SOURCE RECORDS:
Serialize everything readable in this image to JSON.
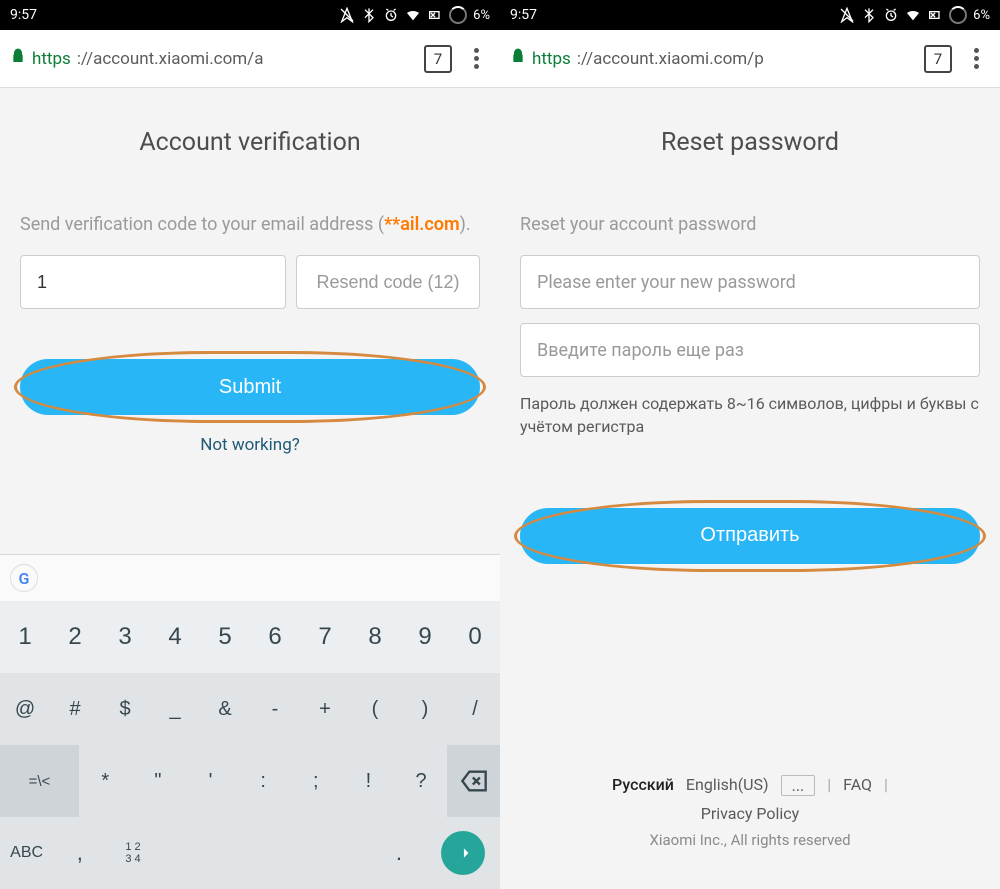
{
  "status": {
    "time": "9:57",
    "battery": "6%"
  },
  "left": {
    "url_scheme": "https",
    "url_rest": "://account.xiaomi.com/a",
    "tab_count": "7",
    "title": "Account verification",
    "instruction_text": "Send verification code to your email address (",
    "instruction_email": "**ail.com",
    "instruction_close": ").",
    "code_value": "1",
    "resend_label": "Resend code (12)",
    "submit_label": "Submit",
    "not_working": "Not working?"
  },
  "right": {
    "url_scheme": "https",
    "url_rest": "://account.xiaomi.com/p",
    "tab_count": "7",
    "title": "Reset password",
    "instruction_text": "Reset your account password",
    "new_pw_placeholder": "Please enter your new password",
    "confirm_pw_placeholder": "Введите пароль еще раз",
    "hint": "Пароль должен содержать 8~16 символов, цифры и буквы с учётом регистра",
    "submit_label": "Отправить",
    "footer": {
      "lang_current": "Русский",
      "lang_en": "English(US)",
      "lang_more": "...",
      "faq": "FAQ",
      "privacy": "Privacy Policy",
      "copyright": "Xiaomi Inc., All rights reserved"
    }
  },
  "keyboard": {
    "row1": [
      "1",
      "2",
      "3",
      "4",
      "5",
      "6",
      "7",
      "8",
      "9",
      "0"
    ],
    "row2": [
      "@",
      "#",
      "$",
      "_",
      "&",
      "-",
      "+",
      "(",
      ")",
      "/"
    ],
    "row3": [
      "*",
      "\"",
      "'",
      ":",
      ";",
      "!",
      "?"
    ],
    "sym_toggle": "=\\<",
    "abc": "ABC",
    "nums": "1 2\n3 4"
  }
}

AIM OF THE EXERCISE: Write the records out again in full, exactly, and skip every picture.

FULL OUTPUT:
Serialize everything readable in this image to JSON.
{
  "status": {
    "time": "9:57",
    "battery": "6%"
  },
  "left": {
    "url_scheme": "https",
    "url_rest": "://account.xiaomi.com/a",
    "tab_count": "7",
    "title": "Account verification",
    "instruction_text": "Send verification code to your email address (",
    "instruction_email": "**ail.com",
    "instruction_close": ").",
    "code_value": "1",
    "resend_label": "Resend code (12)",
    "submit_label": "Submit",
    "not_working": "Not working?"
  },
  "right": {
    "url_scheme": "https",
    "url_rest": "://account.xiaomi.com/p",
    "tab_count": "7",
    "title": "Reset password",
    "instruction_text": "Reset your account password",
    "new_pw_placeholder": "Please enter your new password",
    "confirm_pw_placeholder": "Введите пароль еще раз",
    "hint": "Пароль должен содержать 8~16 символов, цифры и буквы с учётом регистра",
    "submit_label": "Отправить",
    "footer": {
      "lang_current": "Русский",
      "lang_en": "English(US)",
      "lang_more": "...",
      "faq": "FAQ",
      "privacy": "Privacy Policy",
      "copyright": "Xiaomi Inc., All rights reserved"
    }
  },
  "keyboard": {
    "row1": [
      "1",
      "2",
      "3",
      "4",
      "5",
      "6",
      "7",
      "8",
      "9",
      "0"
    ],
    "row2": [
      "@",
      "#",
      "$",
      "_",
      "&",
      "-",
      "+",
      "(",
      ")",
      "/"
    ],
    "row3": [
      "*",
      "\"",
      "'",
      ":",
      ";",
      "!",
      "?"
    ],
    "sym_toggle": "=\\<",
    "abc": "ABC",
    "nums": "1 2\n3 4"
  }
}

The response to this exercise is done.